▶ **Task goal**:
Single out the lines that include the word "eine". Copy them.

= = = = =

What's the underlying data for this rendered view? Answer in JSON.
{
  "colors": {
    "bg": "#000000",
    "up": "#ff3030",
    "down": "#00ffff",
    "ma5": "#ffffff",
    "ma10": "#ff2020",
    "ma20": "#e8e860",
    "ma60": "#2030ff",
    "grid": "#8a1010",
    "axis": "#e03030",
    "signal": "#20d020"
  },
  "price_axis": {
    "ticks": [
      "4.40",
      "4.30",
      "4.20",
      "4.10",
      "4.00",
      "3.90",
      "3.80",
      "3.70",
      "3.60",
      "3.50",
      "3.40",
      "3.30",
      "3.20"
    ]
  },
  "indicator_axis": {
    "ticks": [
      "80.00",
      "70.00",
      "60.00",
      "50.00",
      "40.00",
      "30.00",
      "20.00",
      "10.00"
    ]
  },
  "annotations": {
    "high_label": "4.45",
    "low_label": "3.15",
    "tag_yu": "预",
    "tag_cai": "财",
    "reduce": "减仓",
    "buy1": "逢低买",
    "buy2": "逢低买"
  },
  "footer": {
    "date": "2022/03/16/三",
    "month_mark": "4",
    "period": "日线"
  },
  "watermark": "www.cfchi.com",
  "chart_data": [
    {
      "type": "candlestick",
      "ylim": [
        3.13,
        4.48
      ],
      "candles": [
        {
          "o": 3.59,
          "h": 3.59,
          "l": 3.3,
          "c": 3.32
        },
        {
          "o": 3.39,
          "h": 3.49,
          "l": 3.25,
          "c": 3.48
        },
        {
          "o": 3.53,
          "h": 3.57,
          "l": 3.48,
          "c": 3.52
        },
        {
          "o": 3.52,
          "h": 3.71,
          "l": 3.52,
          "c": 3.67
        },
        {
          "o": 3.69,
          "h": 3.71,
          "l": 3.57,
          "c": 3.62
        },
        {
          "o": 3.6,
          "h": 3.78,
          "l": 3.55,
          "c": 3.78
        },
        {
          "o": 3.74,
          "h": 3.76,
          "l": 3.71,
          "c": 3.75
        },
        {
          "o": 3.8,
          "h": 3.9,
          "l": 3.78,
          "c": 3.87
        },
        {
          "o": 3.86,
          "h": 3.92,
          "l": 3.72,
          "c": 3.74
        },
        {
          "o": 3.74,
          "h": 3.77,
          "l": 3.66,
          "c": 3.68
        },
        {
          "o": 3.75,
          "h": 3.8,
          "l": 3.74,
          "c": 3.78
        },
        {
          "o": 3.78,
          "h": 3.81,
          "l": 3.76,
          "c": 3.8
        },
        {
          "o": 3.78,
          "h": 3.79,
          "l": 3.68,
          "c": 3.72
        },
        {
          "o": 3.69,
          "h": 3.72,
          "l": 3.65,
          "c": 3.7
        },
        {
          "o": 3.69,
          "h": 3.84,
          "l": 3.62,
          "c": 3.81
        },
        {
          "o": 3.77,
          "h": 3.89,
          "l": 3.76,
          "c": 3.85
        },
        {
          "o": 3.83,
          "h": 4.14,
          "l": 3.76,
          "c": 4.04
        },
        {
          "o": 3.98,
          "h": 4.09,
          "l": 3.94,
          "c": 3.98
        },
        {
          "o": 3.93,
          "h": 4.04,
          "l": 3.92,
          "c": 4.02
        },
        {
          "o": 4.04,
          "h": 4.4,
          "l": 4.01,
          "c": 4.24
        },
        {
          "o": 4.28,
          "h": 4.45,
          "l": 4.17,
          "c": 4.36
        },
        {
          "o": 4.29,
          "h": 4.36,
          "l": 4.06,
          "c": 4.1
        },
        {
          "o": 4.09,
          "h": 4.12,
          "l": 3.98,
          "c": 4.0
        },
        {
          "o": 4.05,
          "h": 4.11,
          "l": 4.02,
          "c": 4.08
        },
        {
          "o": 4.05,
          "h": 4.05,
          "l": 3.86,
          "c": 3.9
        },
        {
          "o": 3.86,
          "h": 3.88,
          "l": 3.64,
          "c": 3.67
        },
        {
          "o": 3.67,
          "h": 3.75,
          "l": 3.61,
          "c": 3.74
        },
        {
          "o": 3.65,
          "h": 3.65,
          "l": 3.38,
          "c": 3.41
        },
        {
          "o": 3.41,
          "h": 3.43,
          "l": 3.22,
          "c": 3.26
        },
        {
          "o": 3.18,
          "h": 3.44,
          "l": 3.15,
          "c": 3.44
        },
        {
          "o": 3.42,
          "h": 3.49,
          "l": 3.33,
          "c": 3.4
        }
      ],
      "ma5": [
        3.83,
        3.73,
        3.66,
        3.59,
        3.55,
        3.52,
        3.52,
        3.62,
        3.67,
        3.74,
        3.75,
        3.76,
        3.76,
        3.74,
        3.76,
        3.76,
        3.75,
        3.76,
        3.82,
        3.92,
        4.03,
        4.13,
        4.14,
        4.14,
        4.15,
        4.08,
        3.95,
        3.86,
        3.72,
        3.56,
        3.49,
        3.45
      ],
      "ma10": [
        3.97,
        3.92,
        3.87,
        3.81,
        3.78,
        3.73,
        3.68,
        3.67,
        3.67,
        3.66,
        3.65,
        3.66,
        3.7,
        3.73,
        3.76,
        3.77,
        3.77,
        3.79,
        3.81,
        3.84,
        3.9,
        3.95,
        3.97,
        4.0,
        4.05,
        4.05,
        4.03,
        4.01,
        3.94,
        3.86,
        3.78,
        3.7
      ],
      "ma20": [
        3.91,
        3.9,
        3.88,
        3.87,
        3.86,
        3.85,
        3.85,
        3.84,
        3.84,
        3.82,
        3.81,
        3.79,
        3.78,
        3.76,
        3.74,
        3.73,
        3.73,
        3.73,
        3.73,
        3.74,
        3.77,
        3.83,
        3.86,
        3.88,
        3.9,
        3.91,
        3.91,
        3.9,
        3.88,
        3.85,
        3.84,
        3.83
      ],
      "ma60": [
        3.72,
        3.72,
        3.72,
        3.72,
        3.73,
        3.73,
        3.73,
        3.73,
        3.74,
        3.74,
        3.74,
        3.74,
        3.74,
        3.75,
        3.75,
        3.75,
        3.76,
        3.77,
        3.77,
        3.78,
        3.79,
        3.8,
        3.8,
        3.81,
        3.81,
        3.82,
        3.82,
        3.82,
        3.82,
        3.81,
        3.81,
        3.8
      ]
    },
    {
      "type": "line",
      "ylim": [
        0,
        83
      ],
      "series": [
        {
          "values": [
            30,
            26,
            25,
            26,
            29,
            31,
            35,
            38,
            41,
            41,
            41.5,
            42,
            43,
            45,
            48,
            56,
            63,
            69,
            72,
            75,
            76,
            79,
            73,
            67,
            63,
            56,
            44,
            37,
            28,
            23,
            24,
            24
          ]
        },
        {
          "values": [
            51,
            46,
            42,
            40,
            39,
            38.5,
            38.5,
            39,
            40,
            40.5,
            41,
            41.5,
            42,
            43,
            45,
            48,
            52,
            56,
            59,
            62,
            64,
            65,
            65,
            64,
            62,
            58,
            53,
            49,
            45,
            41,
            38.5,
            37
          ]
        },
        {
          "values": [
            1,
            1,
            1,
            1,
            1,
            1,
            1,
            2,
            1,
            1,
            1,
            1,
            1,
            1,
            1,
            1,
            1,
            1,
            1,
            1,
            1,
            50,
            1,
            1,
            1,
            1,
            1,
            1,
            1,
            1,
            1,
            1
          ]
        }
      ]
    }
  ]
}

= = = = =

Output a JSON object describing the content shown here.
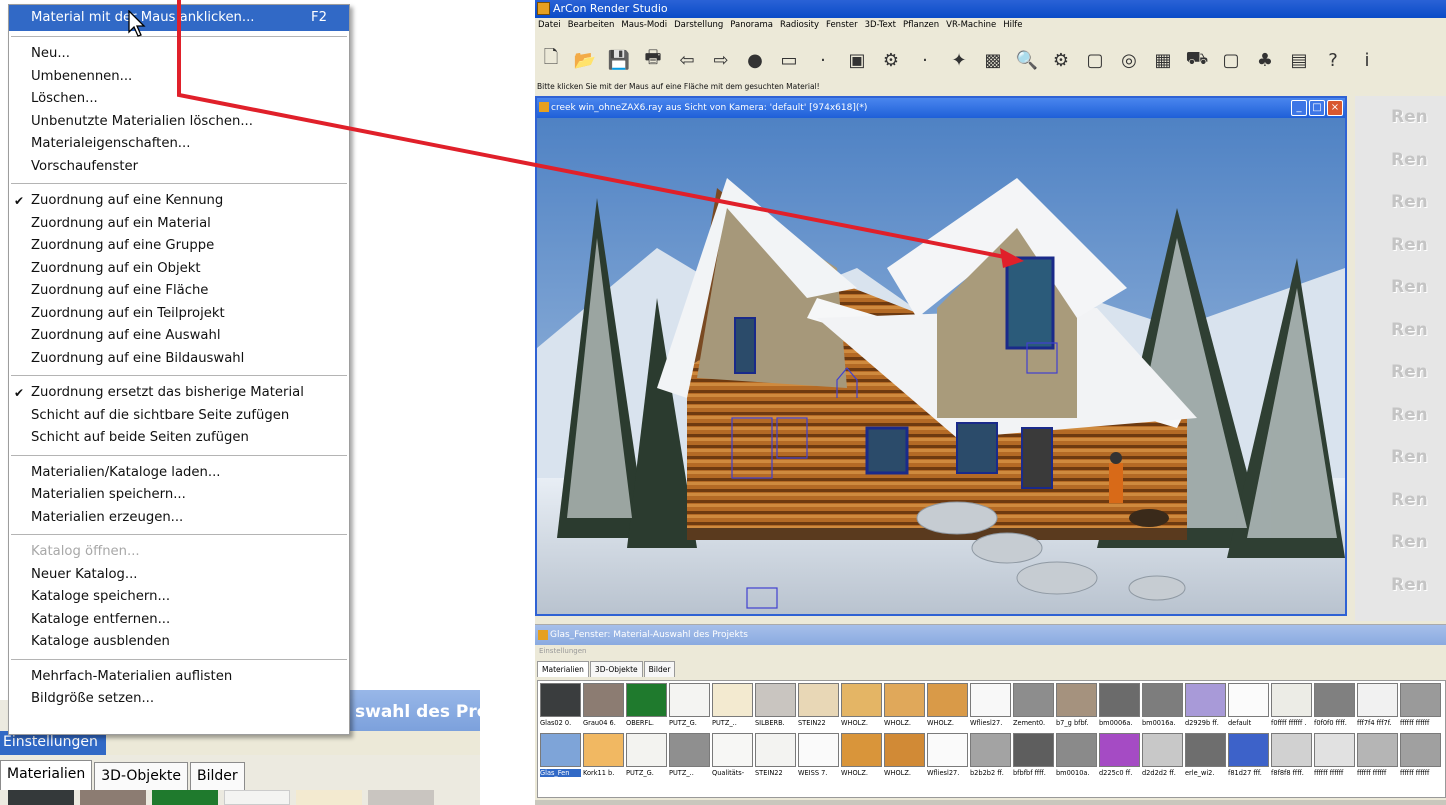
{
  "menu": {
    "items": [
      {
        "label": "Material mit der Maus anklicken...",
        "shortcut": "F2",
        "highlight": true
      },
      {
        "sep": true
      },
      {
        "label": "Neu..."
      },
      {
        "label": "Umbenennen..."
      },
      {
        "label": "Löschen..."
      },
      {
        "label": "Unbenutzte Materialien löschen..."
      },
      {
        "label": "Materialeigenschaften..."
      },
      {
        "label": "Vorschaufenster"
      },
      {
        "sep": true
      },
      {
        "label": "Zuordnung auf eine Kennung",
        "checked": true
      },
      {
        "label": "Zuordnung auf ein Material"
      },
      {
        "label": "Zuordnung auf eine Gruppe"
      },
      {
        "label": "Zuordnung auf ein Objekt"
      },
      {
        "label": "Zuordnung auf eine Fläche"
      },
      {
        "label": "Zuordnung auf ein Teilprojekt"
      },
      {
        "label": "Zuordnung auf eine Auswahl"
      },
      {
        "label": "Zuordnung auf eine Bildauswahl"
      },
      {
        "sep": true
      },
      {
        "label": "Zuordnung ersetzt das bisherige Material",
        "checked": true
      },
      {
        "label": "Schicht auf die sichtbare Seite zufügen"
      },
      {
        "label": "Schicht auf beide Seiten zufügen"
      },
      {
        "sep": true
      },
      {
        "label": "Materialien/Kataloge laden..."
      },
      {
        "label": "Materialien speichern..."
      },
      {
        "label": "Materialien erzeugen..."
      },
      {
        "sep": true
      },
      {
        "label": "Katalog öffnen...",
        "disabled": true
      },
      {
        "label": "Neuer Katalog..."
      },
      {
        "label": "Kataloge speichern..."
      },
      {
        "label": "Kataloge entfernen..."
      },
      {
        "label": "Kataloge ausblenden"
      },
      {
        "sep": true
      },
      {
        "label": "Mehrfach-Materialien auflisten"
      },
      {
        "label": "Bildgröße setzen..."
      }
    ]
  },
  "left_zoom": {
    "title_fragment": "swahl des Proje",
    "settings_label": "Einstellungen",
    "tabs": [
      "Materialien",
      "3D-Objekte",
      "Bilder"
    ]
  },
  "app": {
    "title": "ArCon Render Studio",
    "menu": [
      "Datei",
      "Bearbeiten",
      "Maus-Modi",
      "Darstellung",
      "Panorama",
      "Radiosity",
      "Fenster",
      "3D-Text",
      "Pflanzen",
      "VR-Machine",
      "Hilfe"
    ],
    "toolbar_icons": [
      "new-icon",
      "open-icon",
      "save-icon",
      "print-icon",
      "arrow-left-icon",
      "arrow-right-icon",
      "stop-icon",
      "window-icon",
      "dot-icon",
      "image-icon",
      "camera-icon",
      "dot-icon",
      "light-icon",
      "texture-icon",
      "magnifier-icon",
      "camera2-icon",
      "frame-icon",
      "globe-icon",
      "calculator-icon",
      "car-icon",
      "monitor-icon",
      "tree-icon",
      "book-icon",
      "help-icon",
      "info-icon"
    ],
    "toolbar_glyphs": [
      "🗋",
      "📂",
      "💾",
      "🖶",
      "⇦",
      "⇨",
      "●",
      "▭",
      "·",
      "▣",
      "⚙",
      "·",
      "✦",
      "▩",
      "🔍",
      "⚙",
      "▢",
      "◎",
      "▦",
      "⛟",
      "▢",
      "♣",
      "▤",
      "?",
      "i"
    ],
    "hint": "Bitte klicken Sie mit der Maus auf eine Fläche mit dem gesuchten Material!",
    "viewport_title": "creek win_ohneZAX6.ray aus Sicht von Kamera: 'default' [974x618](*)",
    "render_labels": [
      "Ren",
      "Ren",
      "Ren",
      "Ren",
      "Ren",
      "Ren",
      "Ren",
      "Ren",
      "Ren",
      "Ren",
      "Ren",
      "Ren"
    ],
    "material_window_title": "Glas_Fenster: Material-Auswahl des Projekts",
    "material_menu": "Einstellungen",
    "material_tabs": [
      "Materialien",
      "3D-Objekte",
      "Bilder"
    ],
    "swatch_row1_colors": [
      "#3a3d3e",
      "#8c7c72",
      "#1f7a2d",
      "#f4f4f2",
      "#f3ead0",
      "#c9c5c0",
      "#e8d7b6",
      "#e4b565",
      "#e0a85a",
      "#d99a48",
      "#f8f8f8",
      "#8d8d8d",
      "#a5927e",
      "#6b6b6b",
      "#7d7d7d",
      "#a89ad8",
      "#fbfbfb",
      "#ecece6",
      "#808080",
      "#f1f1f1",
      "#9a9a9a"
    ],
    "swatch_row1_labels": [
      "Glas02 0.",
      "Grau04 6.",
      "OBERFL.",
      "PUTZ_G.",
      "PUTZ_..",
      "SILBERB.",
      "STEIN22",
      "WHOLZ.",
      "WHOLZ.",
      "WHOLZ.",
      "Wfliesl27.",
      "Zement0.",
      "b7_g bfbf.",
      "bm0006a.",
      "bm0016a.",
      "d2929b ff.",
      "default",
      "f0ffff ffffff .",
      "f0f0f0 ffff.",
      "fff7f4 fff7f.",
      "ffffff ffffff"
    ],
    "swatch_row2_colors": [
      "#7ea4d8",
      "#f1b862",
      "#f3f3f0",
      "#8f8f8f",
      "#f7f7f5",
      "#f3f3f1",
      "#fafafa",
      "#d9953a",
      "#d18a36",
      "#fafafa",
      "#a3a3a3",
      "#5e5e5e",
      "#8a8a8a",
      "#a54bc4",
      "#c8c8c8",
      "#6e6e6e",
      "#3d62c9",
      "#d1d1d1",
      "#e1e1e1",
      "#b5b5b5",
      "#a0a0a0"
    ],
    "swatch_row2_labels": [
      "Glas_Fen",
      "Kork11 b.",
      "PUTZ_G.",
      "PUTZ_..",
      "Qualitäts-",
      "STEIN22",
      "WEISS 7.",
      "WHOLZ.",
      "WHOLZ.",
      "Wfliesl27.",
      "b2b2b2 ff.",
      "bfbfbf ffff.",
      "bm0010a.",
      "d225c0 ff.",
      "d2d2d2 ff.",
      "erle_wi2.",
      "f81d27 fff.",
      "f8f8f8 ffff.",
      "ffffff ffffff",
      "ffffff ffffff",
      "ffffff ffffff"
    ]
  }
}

= = = = =

▶ **Full answer**:
        "label": "Zuordnung auf eine Kennung",
        "label": "Zuordnung auf eine Gruppe"
        "label": "Zuordnung auf eine Fläche"
        "label": "Zuordnung auf eine Auswahl"
        "label": "Zuordnung auf eine Bildauswahl"
    "hint": "Bitte klicken Sie mit der Maus auf eine Fläche mit dem gesuchten Material!",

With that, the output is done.